WORK TO BE COMPLETED
Sift the listing for lines that hold the string "York" and pull them out.

MATERIAL
——————————
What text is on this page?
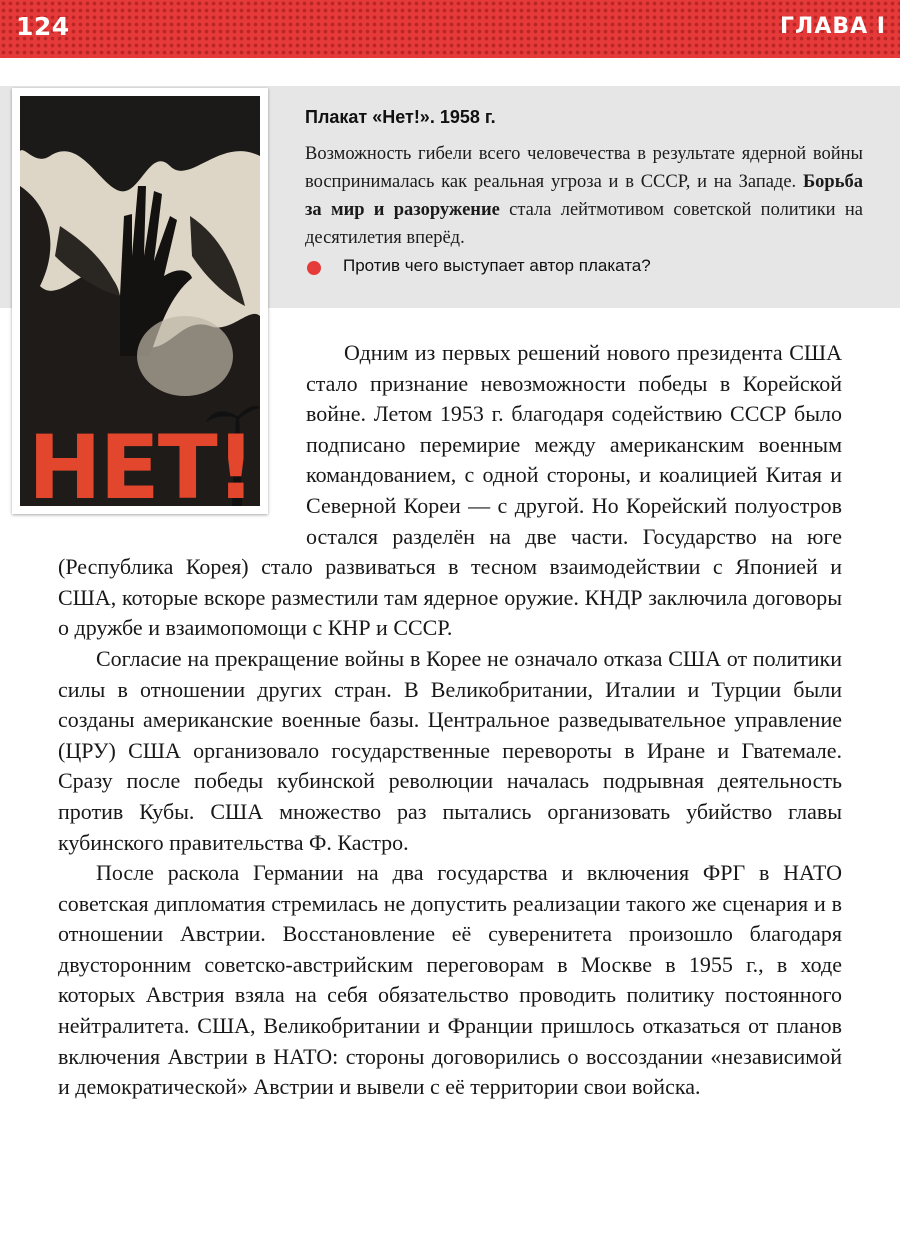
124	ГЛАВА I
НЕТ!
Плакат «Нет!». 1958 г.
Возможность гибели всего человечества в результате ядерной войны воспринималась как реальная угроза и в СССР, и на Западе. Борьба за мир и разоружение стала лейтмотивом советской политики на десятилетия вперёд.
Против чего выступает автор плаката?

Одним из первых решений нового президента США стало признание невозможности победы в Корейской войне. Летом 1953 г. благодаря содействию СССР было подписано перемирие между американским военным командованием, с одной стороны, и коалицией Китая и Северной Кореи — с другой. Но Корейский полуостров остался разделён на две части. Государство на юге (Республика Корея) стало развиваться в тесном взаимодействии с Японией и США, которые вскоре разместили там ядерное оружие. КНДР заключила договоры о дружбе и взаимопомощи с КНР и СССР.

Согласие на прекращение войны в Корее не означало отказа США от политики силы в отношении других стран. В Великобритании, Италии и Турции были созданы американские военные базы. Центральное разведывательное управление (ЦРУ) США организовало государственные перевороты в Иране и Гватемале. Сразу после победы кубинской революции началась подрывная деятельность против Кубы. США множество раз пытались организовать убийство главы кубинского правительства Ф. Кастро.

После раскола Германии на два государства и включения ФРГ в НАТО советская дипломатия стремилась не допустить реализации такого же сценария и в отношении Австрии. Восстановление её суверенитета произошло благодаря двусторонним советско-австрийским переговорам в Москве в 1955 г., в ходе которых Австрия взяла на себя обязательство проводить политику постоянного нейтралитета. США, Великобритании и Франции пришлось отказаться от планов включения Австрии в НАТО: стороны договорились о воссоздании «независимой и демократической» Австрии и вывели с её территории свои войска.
——————————
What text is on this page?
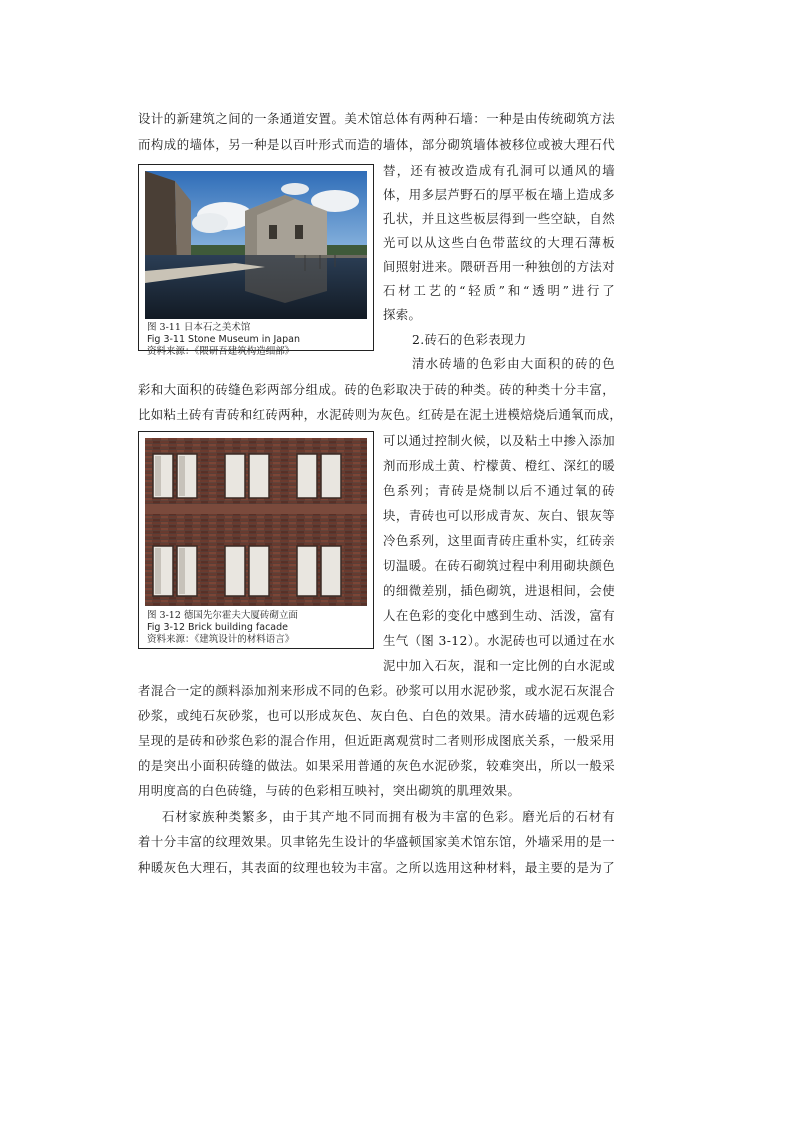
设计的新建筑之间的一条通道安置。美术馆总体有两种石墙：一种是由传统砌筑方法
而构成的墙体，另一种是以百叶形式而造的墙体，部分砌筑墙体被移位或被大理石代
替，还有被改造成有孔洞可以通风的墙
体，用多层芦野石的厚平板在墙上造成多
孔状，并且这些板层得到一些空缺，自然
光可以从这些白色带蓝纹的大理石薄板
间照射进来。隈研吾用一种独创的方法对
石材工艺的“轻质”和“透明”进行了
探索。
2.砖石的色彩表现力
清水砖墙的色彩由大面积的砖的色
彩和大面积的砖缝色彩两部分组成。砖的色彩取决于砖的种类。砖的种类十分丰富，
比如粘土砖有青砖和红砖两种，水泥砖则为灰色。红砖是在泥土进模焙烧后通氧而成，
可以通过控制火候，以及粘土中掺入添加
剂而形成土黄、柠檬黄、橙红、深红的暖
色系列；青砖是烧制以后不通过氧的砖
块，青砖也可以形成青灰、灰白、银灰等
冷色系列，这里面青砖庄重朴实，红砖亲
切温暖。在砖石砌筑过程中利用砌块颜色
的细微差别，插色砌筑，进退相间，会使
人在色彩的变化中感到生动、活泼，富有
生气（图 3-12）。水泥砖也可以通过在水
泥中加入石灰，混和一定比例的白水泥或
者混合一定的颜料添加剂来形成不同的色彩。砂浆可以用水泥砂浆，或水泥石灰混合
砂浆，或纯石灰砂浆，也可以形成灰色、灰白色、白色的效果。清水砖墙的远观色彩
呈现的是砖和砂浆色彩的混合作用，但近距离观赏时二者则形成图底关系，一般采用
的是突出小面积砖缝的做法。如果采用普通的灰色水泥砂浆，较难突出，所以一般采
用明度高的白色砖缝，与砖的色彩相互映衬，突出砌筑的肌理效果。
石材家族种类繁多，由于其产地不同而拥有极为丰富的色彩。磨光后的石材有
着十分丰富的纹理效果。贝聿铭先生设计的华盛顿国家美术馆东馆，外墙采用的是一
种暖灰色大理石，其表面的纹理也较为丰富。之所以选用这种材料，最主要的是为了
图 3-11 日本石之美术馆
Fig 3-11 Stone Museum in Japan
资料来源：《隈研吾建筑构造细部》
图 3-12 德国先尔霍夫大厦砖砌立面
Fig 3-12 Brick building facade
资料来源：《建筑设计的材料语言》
——————————
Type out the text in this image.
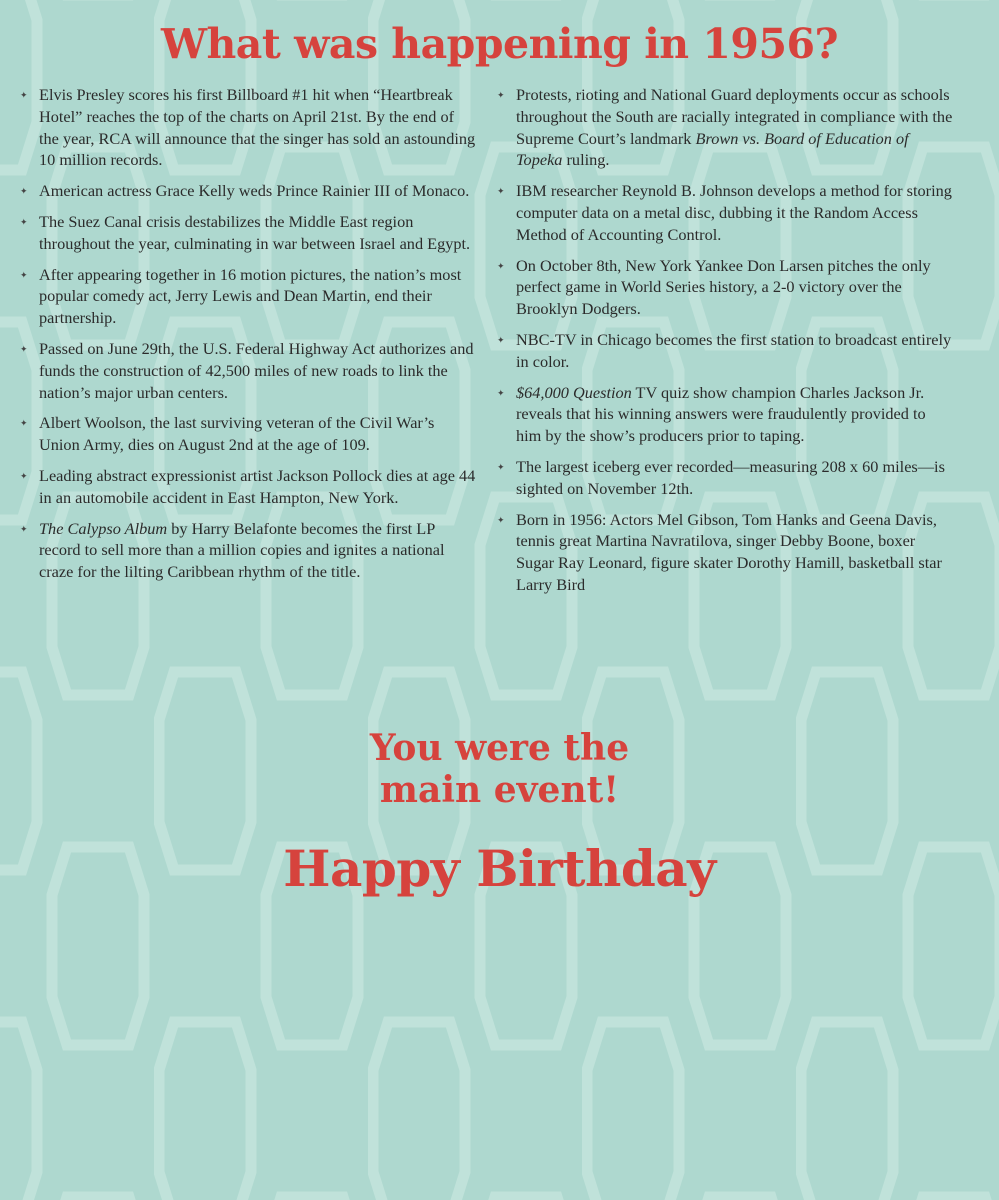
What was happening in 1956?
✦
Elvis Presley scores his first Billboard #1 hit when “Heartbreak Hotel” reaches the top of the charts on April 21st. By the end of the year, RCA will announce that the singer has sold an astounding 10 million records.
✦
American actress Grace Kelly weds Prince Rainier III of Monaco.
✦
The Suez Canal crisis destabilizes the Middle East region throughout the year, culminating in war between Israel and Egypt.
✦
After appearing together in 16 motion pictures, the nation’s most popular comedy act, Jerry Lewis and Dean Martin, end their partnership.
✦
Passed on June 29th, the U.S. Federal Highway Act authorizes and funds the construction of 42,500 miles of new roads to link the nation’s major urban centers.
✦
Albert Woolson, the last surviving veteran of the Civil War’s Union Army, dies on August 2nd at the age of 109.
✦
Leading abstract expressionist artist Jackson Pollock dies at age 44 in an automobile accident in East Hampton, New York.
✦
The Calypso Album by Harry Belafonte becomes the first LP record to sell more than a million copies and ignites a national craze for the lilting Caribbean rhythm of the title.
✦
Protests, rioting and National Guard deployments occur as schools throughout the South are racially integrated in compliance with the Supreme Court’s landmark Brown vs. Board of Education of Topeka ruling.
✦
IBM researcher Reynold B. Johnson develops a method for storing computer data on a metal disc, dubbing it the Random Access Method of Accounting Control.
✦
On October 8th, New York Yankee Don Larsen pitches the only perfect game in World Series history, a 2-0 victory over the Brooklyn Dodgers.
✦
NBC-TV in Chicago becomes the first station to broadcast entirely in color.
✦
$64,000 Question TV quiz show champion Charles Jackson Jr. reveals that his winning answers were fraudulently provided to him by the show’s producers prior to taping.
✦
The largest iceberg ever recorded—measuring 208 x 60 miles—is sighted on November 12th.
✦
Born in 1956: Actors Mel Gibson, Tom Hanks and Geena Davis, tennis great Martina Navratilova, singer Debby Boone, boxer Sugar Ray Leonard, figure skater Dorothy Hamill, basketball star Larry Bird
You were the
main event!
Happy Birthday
——————————
CORRECT OUTPUT
Leading abstract expressionist artist Jackson Pollock dies at age 44 in an automobile accident in East Hampton, New York.
On October 8th, New York Yankee Don Larsen pitches the only perfect game in World Series history, a 2-0 victory over the Brooklyn Dodgers.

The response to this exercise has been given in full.